------ RECORDS FOR THE TASK

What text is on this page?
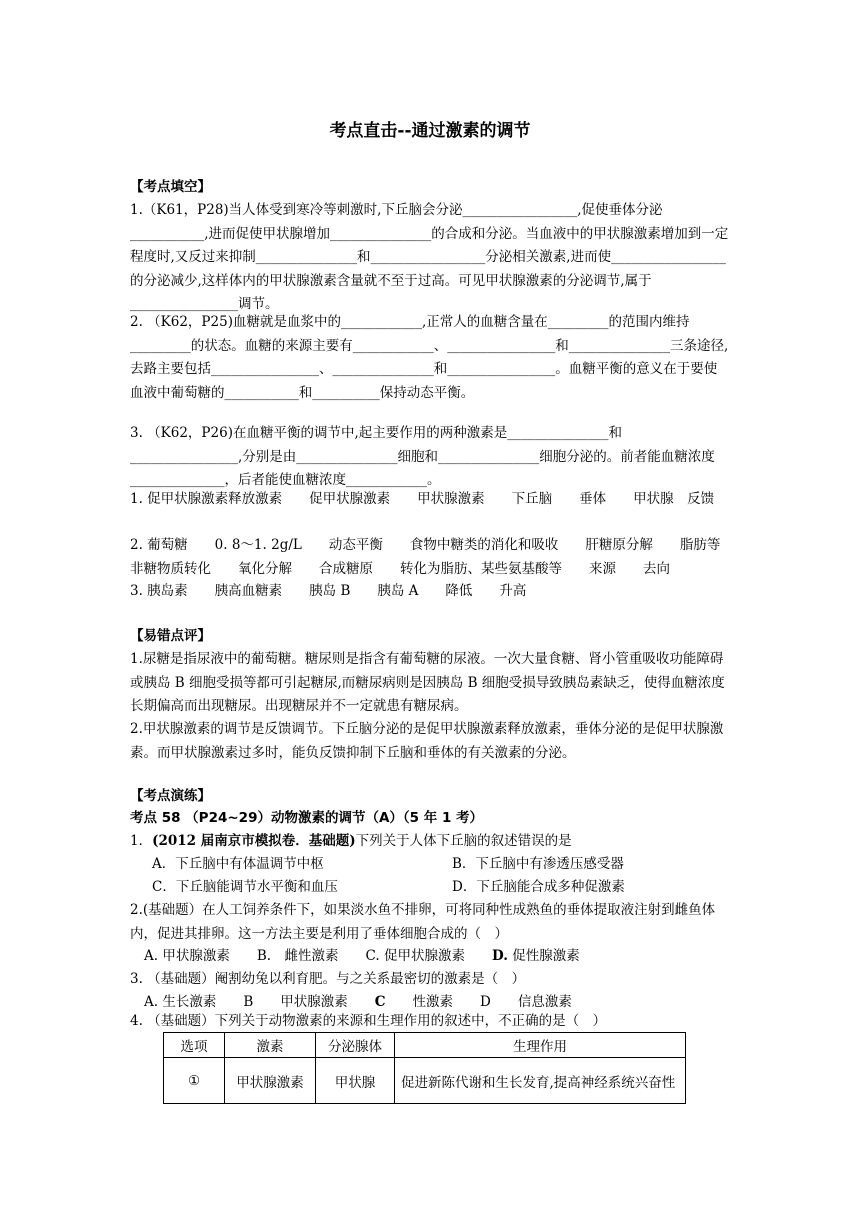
考点直击--通过激素的调节
【考点填空】
1.（K61，P28)当人体受到寒冷等刺激时,下丘脑会分泌_________________,促使垂体分泌___________,进而促使甲状腺增加_______________的合成和分泌。当血液中的甲状腺激素增加到一定程度时,又反过来抑制_______________和_________________分泌相关激素,进而使_________________的分泌减少,这样体内的甲状腺激素含量就不至于过高。可见甲状腺激素的分泌调节,属于________________调节。
2. （K62，P25)血糖就是血浆中的____________,正常人的血糖含量在_________的范围内维持_________的状态。血糖的来源主要有____________、________________和_______________三条途径,去路主要包括________________、_______________和________________。血糖平衡的意义在于要使血液中葡萄糖的___________和__________保持动态平衡。
3. （K62，P26)在血糖平衡的调节中,起主要作用的两种激素是_______________和________________,分别是由_______________细胞和_______________细胞分泌的。前者能血糖浓度______________，后者能使血糖浓度____________。
1. 促甲状腺激素释放激素　　促甲状腺激素　　甲状腺激素　　下丘脑　　垂体　　甲状腺　反馈
2. 葡萄糖　　0. 8～1. 2g/L　　动态平衡　　食物中糖类的消化和吸收　　肝糖原分解　　脂肪等非糖物质转化　　氧化分解　　合成糖原　　转化为脂肪、某些氨基酸等　　来源　　去向
3. 胰岛素　　胰高血糖素　　胰岛 B　　胰岛 A　　降低　　升高
【易错点评】
1.尿糖是指尿液中的葡萄糖。糖尿则是指含有葡萄糖的尿液。一次大量食糖、肾小管重吸收功能障碍或胰岛 B 细胞受损等都可引起糖尿,而糖尿病则是因胰岛 B 细胞受损导致胰岛素缺乏，使得血糖浓度长期偏高而出现糖尿。出现糖尿并不一定就患有糖尿病。
2.甲状腺激素的调节是反馈调节。下丘脑分泌的是促甲状腺激素释放激素，垂体分泌的是促甲状腺激素。而甲状腺激素过多时，能负反馈抑制下丘脑和垂体的有关激素的分泌。
【考点演练】
考点 58 （P24~29）动物激素的调节（A）（5 年 1 考）
1．(2012 届南京市模拟卷．基础题)下列关于人体下丘脑的叙述错误的是
A．下丘脑中有体温调节中枢	B．下丘脑中有渗透压感受器
C．下丘脑能调节水平衡和血压	D．下丘脑能合成多种促激素
2.(基础题）在人工饲养条件下，如果淡水鱼不排卵，可将同种性成熟鱼的垂体提取液注射到雌鱼体内，促进其排卵。这一方法主要是利用了垂体细胞合成的（　）
A. 甲状腺激素　　B.　雌性激素　　C. 促甲状腺激素　　D. 促性腺激素
3. （基础题）阉割幼兔以利育肥。与之关系最密切的激素是（　）
A. 生长激素　　B　　甲状腺激素　　C　　性激素　　D　　信息激素
4. （基础题）下列关于动物激素的来源和生理作用的叙述中，不正确的是（　）
选项	激素	分泌腺体	生理作用
①	甲状腺激素	甲状腺	促进新陈代谢和生长发育,提高神经系统兴奋性
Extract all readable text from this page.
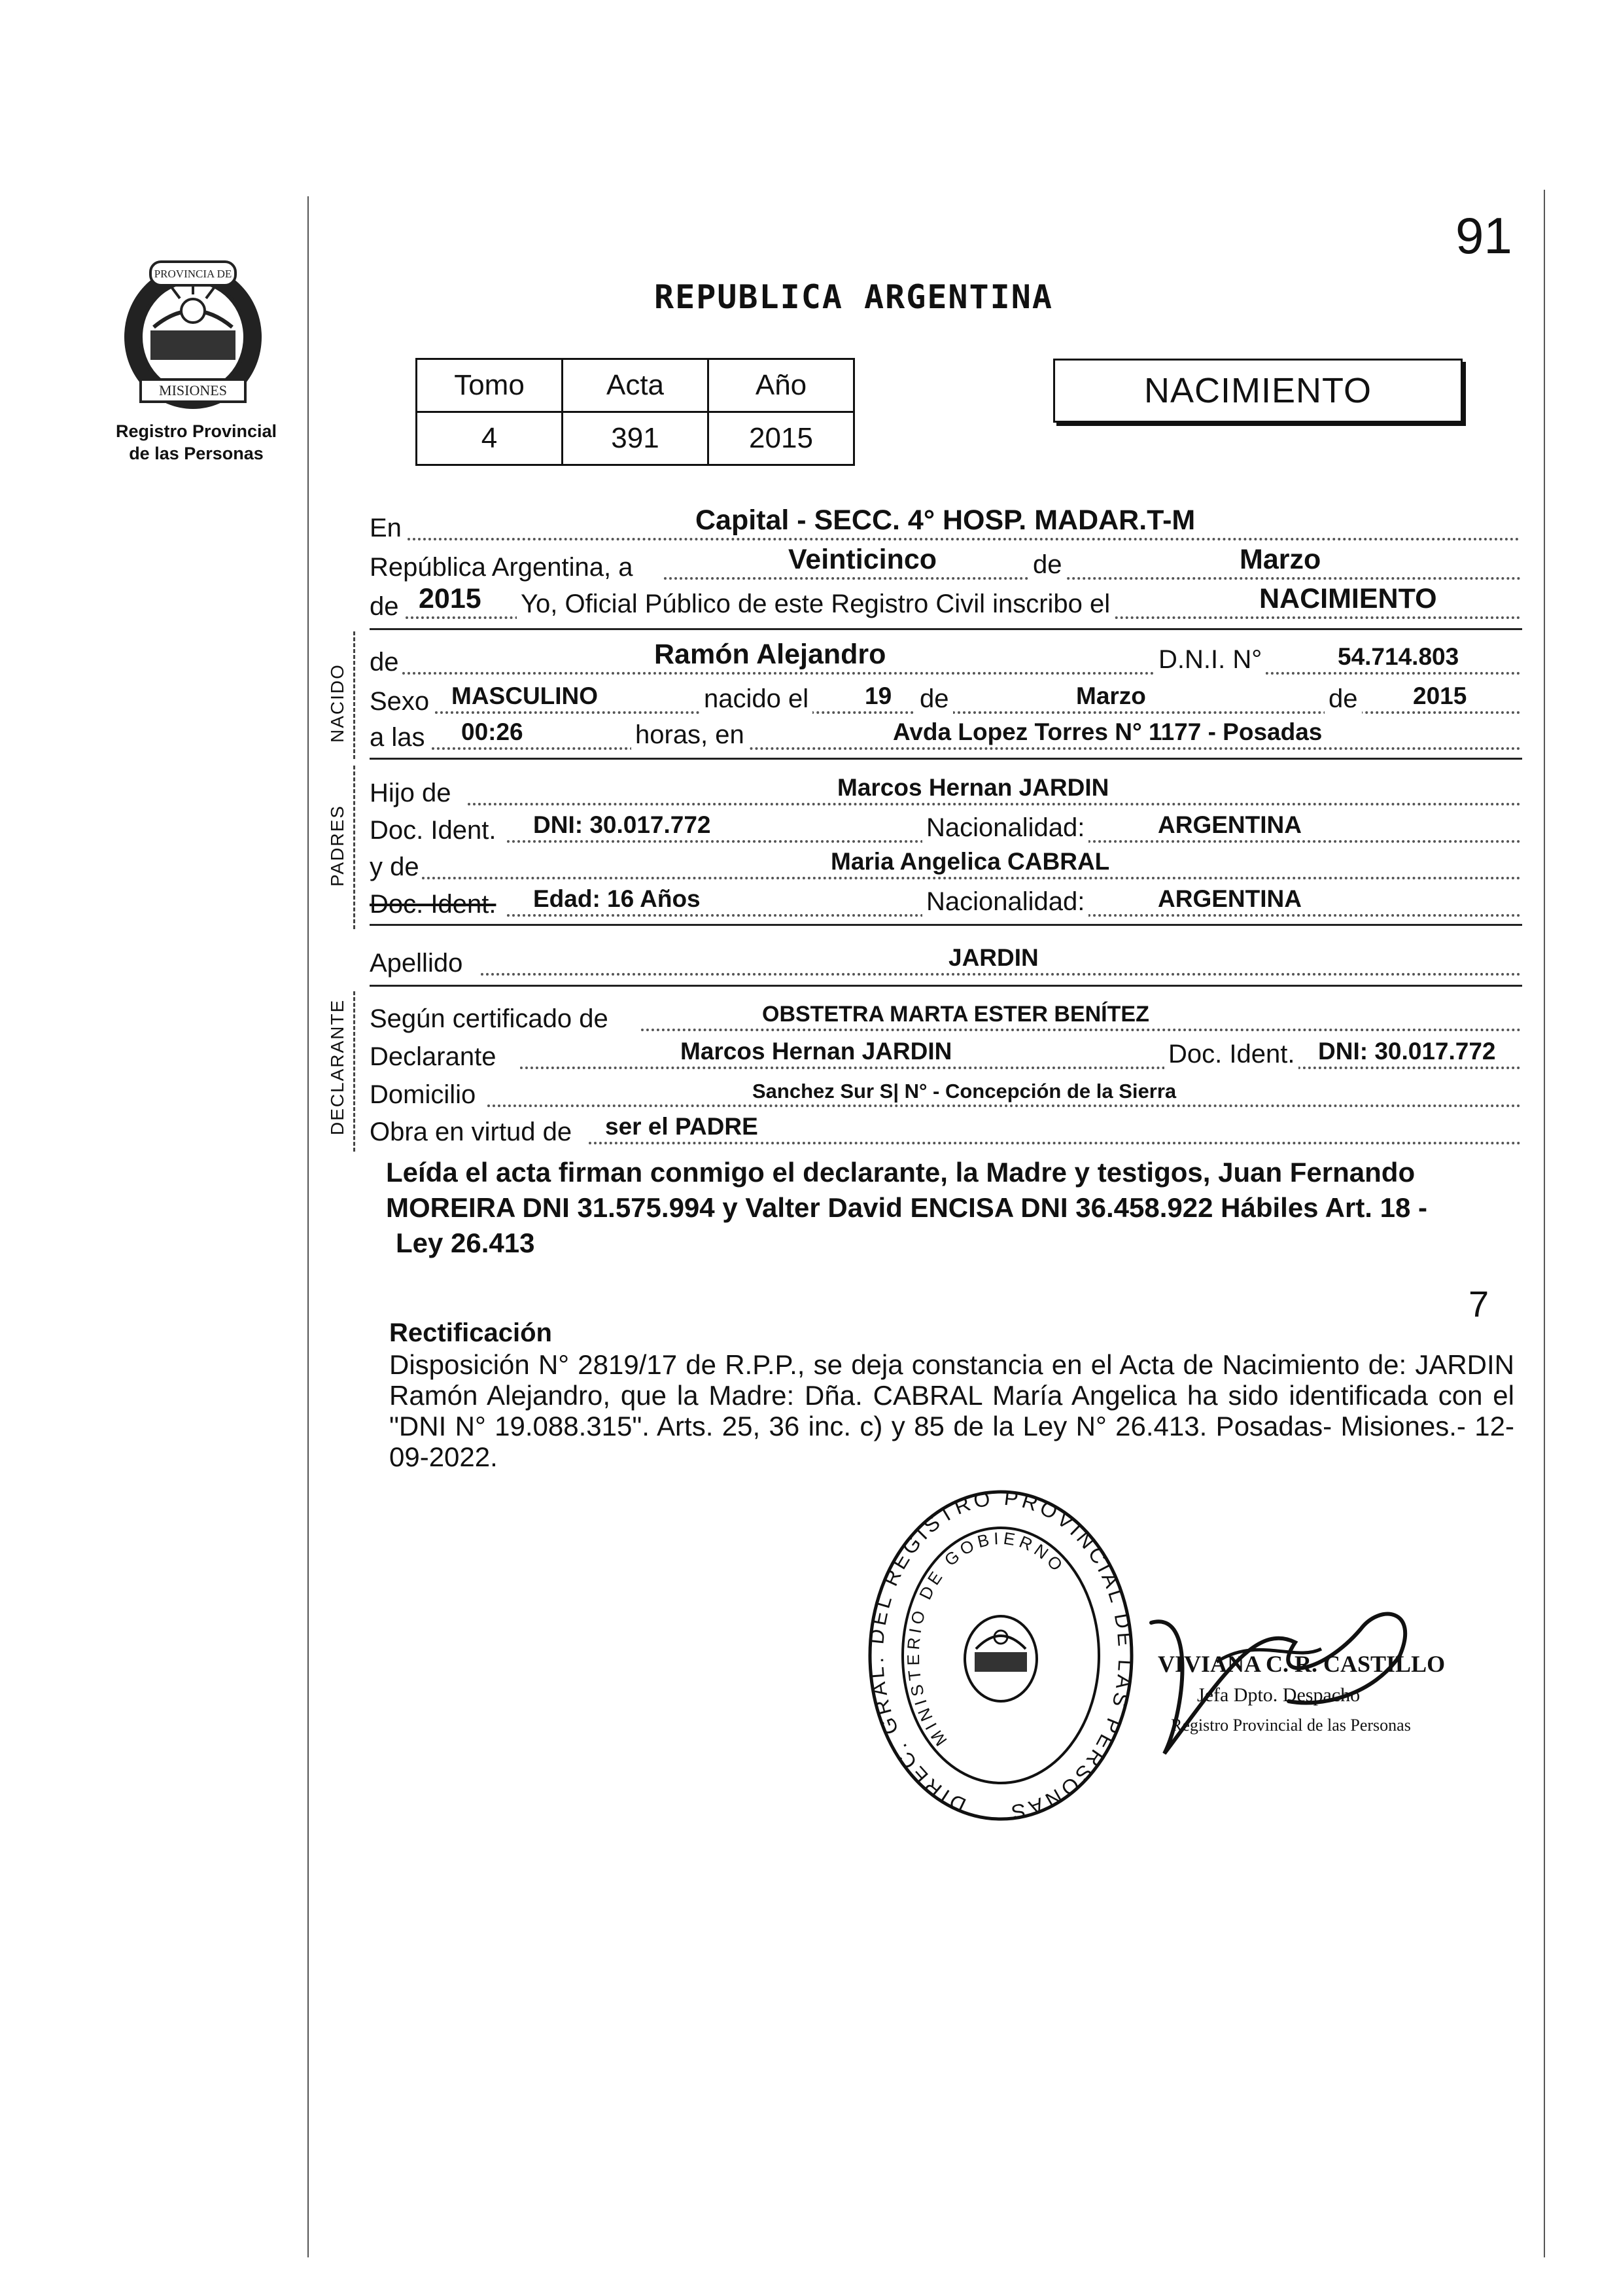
91
PROVINCIA DE
MISIONES
Registro Provincial
de las Personas
REPUBLICA ARGENTINA
Tomo	Acta	Año
4	391	2015
NACIMIENTO
En	Capital - SECC. 4° HOSP. MADAR.T-M
República Argentina, a	Veinticinco	de	Marzo
de 2015 Yo, Oficial Público de este Registro Civil inscribo el	NACIMIENTO
NACIDO
de	Ramón Alejandro	D.N.I. N°	54.714.803
Sexo MASCULINO	nacido el 19 de	Marzo	de 2015
a las 00:26	horas, en	Avda Lopez Torres N° 1177 - Posadas
PADRES
Hijo de	Marcos Hernan JARDIN
Doc. Ident. DNI: 30.017.772	Nacionalidad:	ARGENTINA
y de	Maria Angelica CABRAL
Doc. Ident. Edad: 16 Años	Nacionalidad:	ARGENTINA
Apellido	JARDIN
DECLARANTE Según certificado de	OBSTETRA MARTA ESTER BENÍTEZ
Declarante	Marcos Hernan JARDIN	Doc. Ident. DNI: 30.017.772
Domicilio	Sanchez Sur S| N° - Concepción de la Sierra
Obra en virtud de ser el PADRE
Leída el acta firman conmigo el declarante, la Madre y testigos, Juan Fernando
MOREIRA DNI 31.575.994 y Valter David ENCISA DNI 36.458.922 Hábiles Art. 18 -
Ley 26.413
7
Rectificación
Disposición N° 2819/17 de R.P.P., se deja constancia en el Acta de Nacimiento de: JARDIN Ramón Alejandro, que la Madre: Dña. CABRAL María Angelica ha sido identificada con el "DNI N° 19.088.315". Arts. 25, 36 inc. c) y 85 de la Ley N° 26.413. Posadas- Misiones.- 12-09-2022.
DIREC. GRAL. DEL REGISTRO PROVINCIAL DE LAS PERSONAS
MINISTERIO DE GOBIERNO
VIVIANA C. R. CASTILLO
Jefa Dpto. Despacho
Registro Provincial de las Personas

------------

YOUR TASK - In the listing above, locate each line with "text" and copy it.

SOLUTION BELOW -
What text is on this page?
Extract all readable text from this page.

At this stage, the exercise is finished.